— Begin MATERIAL —

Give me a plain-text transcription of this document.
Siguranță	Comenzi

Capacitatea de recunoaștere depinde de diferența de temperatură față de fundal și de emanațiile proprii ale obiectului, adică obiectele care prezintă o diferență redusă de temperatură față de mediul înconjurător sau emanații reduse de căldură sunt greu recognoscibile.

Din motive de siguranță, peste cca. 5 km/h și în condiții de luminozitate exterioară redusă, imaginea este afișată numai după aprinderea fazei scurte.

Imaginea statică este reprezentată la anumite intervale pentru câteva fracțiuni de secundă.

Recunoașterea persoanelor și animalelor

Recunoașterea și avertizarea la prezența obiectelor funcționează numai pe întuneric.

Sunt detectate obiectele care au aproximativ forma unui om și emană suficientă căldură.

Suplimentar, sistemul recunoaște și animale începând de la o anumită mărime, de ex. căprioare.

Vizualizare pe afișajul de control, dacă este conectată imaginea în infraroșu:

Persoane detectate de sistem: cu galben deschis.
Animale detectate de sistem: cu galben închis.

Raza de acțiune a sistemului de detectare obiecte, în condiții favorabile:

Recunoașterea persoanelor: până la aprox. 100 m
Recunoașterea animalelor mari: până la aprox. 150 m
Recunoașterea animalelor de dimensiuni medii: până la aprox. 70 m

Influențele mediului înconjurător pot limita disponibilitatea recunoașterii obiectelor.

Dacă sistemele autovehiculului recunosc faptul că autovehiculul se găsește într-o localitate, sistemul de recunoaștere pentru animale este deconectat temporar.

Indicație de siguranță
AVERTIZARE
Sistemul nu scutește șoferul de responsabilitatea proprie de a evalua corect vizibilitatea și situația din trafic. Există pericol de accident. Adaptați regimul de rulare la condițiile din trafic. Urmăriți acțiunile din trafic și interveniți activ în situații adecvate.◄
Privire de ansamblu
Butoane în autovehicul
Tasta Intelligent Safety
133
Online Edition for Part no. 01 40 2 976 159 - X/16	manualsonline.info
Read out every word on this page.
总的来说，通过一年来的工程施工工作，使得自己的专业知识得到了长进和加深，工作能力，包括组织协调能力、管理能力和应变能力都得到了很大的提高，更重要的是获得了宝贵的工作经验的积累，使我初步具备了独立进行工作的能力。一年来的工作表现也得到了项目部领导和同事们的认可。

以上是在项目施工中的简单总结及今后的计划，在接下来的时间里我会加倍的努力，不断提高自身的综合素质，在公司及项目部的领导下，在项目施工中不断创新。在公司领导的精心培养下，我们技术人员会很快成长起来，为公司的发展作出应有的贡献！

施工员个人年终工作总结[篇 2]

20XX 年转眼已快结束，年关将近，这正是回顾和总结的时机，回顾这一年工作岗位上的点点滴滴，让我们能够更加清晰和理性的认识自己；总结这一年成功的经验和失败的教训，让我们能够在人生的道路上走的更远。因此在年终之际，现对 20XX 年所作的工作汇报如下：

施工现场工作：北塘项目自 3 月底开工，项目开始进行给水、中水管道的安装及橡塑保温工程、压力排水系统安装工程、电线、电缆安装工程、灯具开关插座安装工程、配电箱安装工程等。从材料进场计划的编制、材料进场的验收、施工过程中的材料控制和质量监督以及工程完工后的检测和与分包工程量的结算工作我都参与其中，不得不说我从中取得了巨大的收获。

— End MATERIAL —

Search the lines for the word "obiectele" and report how many contain it, by number only.

#### RESPONSE TO THIS EXERCISE
2